Reproduce the following material exactly, including every line.

▸ Data extract
+++

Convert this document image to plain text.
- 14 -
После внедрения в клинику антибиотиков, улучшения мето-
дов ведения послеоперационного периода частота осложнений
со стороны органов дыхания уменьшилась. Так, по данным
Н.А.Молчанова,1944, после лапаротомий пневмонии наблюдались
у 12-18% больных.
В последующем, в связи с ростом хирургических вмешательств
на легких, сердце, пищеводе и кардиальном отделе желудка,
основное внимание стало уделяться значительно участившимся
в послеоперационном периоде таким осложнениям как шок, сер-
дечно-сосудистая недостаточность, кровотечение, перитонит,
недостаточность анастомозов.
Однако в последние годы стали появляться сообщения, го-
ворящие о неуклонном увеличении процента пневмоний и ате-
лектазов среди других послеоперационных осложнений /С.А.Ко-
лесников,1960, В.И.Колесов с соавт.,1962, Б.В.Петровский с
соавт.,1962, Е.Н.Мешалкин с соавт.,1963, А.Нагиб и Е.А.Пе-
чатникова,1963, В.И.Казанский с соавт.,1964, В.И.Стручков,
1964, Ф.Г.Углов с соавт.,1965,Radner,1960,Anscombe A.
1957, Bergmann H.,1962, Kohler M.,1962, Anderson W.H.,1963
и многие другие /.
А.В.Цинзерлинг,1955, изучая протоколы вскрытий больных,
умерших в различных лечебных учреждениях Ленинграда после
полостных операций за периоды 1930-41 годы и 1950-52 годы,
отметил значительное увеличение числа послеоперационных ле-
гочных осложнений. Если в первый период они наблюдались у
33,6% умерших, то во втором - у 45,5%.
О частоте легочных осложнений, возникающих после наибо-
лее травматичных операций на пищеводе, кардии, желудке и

+++

▸ Result of the exercise
Convert this document image to plain text.
- 14 -
После внедрения в клинику антибиотиков, улучшения мето-
дов ведения послеоперационного периода частота осложнений
со стороны органов дыхания уменьшилась. Так, по данным
Н.А.Молчанова,1944, после лапаротомий пневмонии наблюдались
у 12-18% больных.
В последующем, в связи с ростом хирургических вмешательств
на легких, сердце, пищеводе и кардиальном отделе желудка,
основное внимание стало уделяться значительно участившимся
в послеоперационном периоде таким осложнениям как шок, сер-
дечно-сосудистая недостаточность, кровотечение, перитонит,
недостаточность анастомозов.
Однако в последние годы стали появляться сообщения, го-
ворящие о неуклонном увеличении процента пневмоний и ате-
лектазов среди других послеоперационных осложнений /С.А.Ко-
лесников,1960, В.И.Колесов с соавт.,1962, Б.В.Петровский с
соавт.,1962, Е.Н.Мешалкин с соавт.,1963, А.Нагиб и Е.А.Пе-
чатникова,1963, В.И.Казанский с соавт.,1964, В.И.Стручков,
1964, Ф.Г.Углов с соавт.,1965,Radner,1960,Anscombe A.
1957, Bergmann H.,1962, Kohler M.,1962, Anderson W.H.,1963
и многие другие /.
А.В.Цинзерлинг,1955, изучая протоколы вскрытий больных,
умерших в различных лечебных учреждениях Ленинграда после
полостных операций за периоды 1930-41 годы и 1950-52 годы,
отметил значительное увеличение числа послеоперационных ле-
гочных осложнений. Если в первый период они наблюдались у
33,6% умерших, то во втором - у 45,5%.
О частоте легочных осложнений, возникающих после наибо-
лее травматичных операций на пищеводе, кардии, желудке и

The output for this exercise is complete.